--- begin SUPPLIED DATA ---
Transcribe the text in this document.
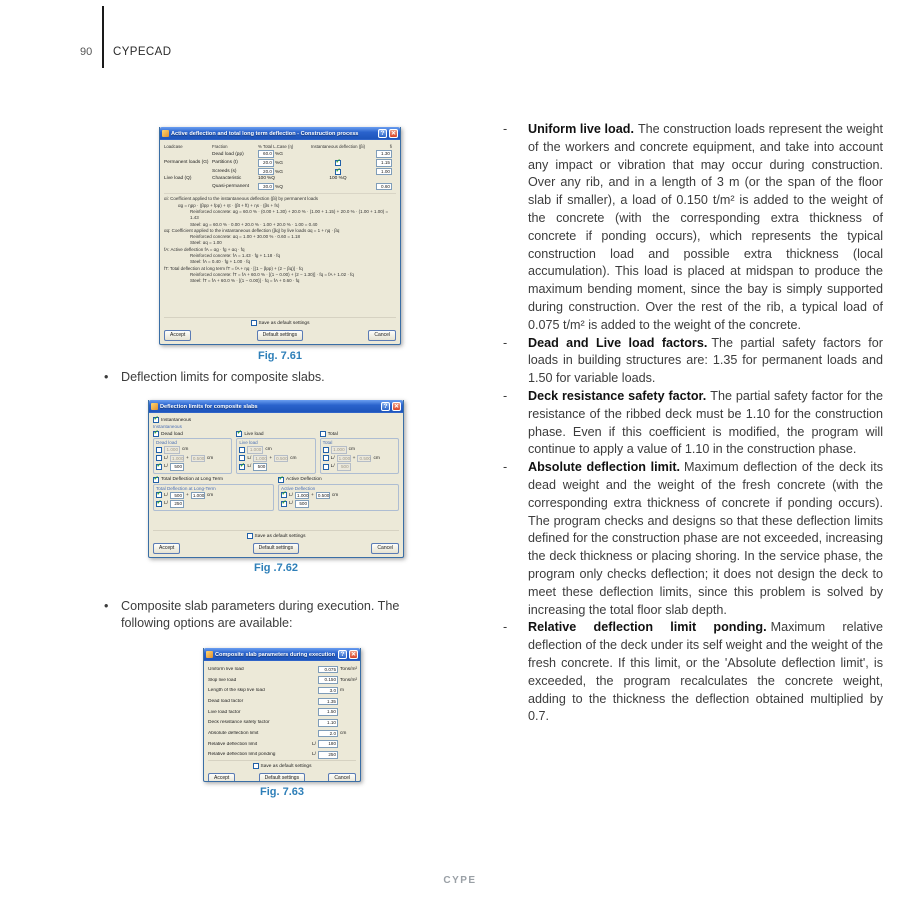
90 CYPECAD
Active deflection and total long term deflection - Construction process	?	✕
Loadcase	Fraction	% Total L.Case (η)	Instantaneous deflection (βi)	fi
Dead load (pp)	60.0 %G	1.30
Permanent loads (G) Partitions (t)	20.0 %G	✓	1.15
Screeds (s)	20.0 %G	✓	1.00
Live load (Q)	Characteristic	100%Q	100 %Q
Quasi-permanent	30.0 %Q	0.60
αi: Coefficient applied to the instantaneous deflection (βi) by permanent loads
αg = ηpp · (βpp + fpp) + ηt · (βt + ft) + ηs · (βs + fs)
Reinforced concrete: αg = 60.0 % · (0.00 + 1.30) + 20.0 % · (1.00 + 1.15) + 20.0 % · (1.00 + 1.00) = 1.43
Steel: αg = 60.0 % · 0.00 + 20.0 % · 1.00 + 20.0 % · 1.00 = 0.40
αq: Coefficient applied to the instantaneous deflection (βq) by live loads αq = 1 + ηq · βq
Reinforced concrete: αq = 1.00 + 30.00 % · 0.60 = 1.18
Steel: αq = 1.00
fA: Active deflection fA = αg · fg + αq · fq
Reinforced concrete: fA = 1.43 · fg + 1.18 · fq
Steel: fA = 0.40 · fg + 1.00 · fq
fT: Total deflection at long term fT = fA + ηq · [(1 − βpp) + (2 − βq)] · fq
Reinforced concrete: fT = fA + 60.0 % · [(1 − 0.00) + (2 − 1.30)] · fq = fA + 1.02 · fq
Steel: fT = fA + 60.0 % · [(1 − 0.00)] · fq = fA + 0.60 · fq
Save as default settings
Accept	Default settings	Cancel
Fig. 7.61
• Deflection limits for composite slabs.
Deflection limits for composite slabs	?	✕
✓ Instantaneous
Instantaneous
✓ Dead load
Dead load
1.000 cm
L/ 1.000 + 0.500 cm
✓ L/	500
✓ Live load
Live load
1.000 cm
L/ 1.000 + 0.500 cm
✓ L/	500
Total
Total
1.000 cm
L/ 1.000 + 0.500 cm
L/	500
✓ Total Deflection at Long Term
Total Deflection at Long-Term
✓ L/	500 + 1.000 cm
✓ L/	250
✓ Active Deflection
Active Deflection
✓ L/ 1.000 + 0.500 cm
✓ L/	500
Save as default settings
Accept	Default settings	Cancel
Fig .7.62
• Composite slab parameters during execution. The following options are available:
Composite slab parameters during execution ?	✕
Uniform live load	0.075 Tons/m²
Skip live load	0.150 Tons/m²
Length of the skip live load	3.0 m
Dead load factor	1.35
Live load factor	1.50
Deck resistance safety factor	1.10
Absolute deflection limit	2.0 cm
Relative deflection limit	L/	180
Relative deflection limit ponding	L/	250
Save as default settings
Accept	Default settings	Cancel
Fig. 7.63
-	Uniform live load. The construction loads represent the weight of the workers and concrete equipment, and take into account any impact or vibration that may occur during construction. Over any rib, and in a length of 3 m (or the span of the floor slab if smaller), a load of 0.150 t/m² is added to the weight of the concrete (with the corresponding extra thickness of concrete if ponding occurs), which represents the typical construction load and possible extra thickness (local accumulation). This load is placed at midspan to produce the maximum bending moment, since the bay is simply supported during construction. Over the rest of the rib, a typical load of 0.075 t/m² is added to the weight of the concrete.

-	Dead and Live load factors. The partial safety factors for loads in building structures are: 1.35 for permanent loads and 1.50 for variable loads.

-	Deck resistance safety factor. The partial safety factor for the resistance of the ribbed deck must be 1.10 for the construction phase. Even if this coefficient is modified, the program will continue to apply a value of 1.10 in the construction phase.

-	Absolute deflection limit. Maximum deflection of the deck its dead weight and the weight of the fresh concrete (with the corresponding extra thickness of concrete if ponding occurs). The program checks and designs so that these deflection limits defined for the construction phase are not exceeded, increasing the deck thickness or placing shoring. In the service phase, the program only checks deflection; it does not design the deck to meet these deflection limits, since this problem is solved by increasing the total floor slab depth.

-	Relative deflection limit ponding. Maximum relative deflection of the deck under its self weight and the weight of the fresh concrete. If this limit, or the 'Absolute deflection limit', is exceeded, the program recalculates the concrete weight, adding to the thickness the deflection obtained multiplied by 0.7.

CYPE
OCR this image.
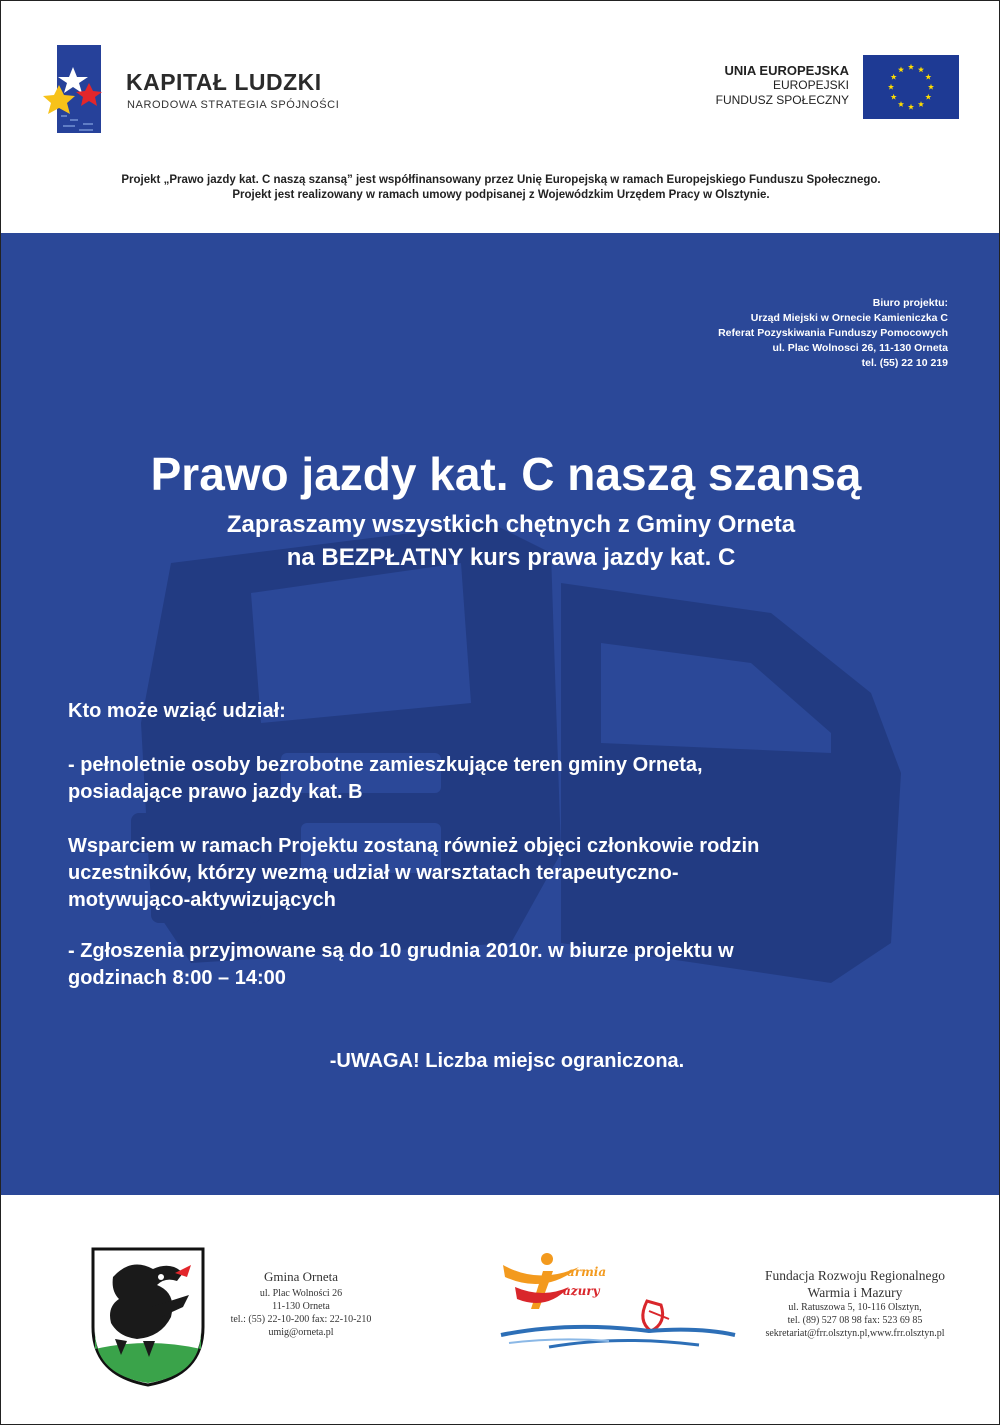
KAPITAŁ LUDZKI
NARODOWA STRATEGIA SPÓJNOŚCI
UNIA EUROPEJSKA
EUROPEJSKI
FUNDUSZ SPOŁECZNY
Projekt „Prawo jazdy kat. C naszą szansą” jest współfinansowany przez Unię Europejską w ramach Europejskiego Funduszu Społecznego.
Projekt jest realizowany w ramach umowy podpisanej z Wojewódzkim Urzędem Pracy w Olsztynie.
Biuro projektu:
Urząd Miejski w Ornecie Kamieniczka C
Referat Pozyskiwania Funduszy Pomocowych
ul. Plac Wolnosci 26, 11-130 Orneta
tel. (55) 22 10 219
Prawo jazdy kat. C naszą szansą
Zapraszamy wszystkich chętnych z Gminy Orneta
na BEZPŁATNY kurs prawa jazdy kat. C

Kto może wziąć udział:

- pełnoletnie osoby bezrobotne zamieszkujące teren gminy Orneta,
posiadające prawo jazdy kat. B

Wsparciem w ramach Projektu zostaną również objęci członkowie rodzin
uczestników, którzy wezmą udział w warsztatach terapeutyczno-
motywująco-aktywizujących

- Zgłoszenia przyjmowane są do 10 grudnia 2010r. w biurze projektu w
godzinach 8:00 – 14:00

-UWAGA! Liczba miejsc ograniczona.
Gmina Orneta
ul. Plac Wolności 26
11-130 Orneta
tel.: (55) 22-10-200 fax: 22-10-210
umig@orneta.pl
armia
azury
Fundacja Rozwoju Regionalnego
Warmia i Mazury
ul. Ratuszowa 5, 10-116 Olsztyn,
tel. (89) 527 08 98 fax: 523 69 85
sekretariat@frr.olsztyn.pl,www.frr.olsztyn.pl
--- end SUPPLIED DATA ---
_WHAT THE TASK ASKS_
From the data above, copy each line that has the string "floor".

_ANSWER FOR THE TASK_
-	Uniform live load. The construction loads represent the weight of the workers and concrete equipment, and take into account any impact or vibration that may occur during construction. Over any rib, and in a length of 3 m (or the span of the floor slab if smaller), a load of 0.150 t/m² is added to the weight of the concrete (with the corresponding extra thickness of concrete if ponding occurs), which represents the typical construction load and possible extra thickness (local accumulation). This load is placed at midspan to produce the maximum bending moment, since the bay is simply supported during construction. Over the rest of the rib, a typical load of 0.075 t/m² is added to the weight of the concrete.
-	Absolute deflection limit. Maximum deflection of the deck its dead weight and the weight of the fresh concrete (with the corresponding extra thickness of concrete if ponding occurs). The program checks and designs so that these deflection limits defined for the construction phase are not exceeded, increasing the deck thickness or placing shoring. In the service phase, the program only checks deflection; it does not design the deck to meet these deflection limits, since this problem is solved by increasing the total floor slab depth.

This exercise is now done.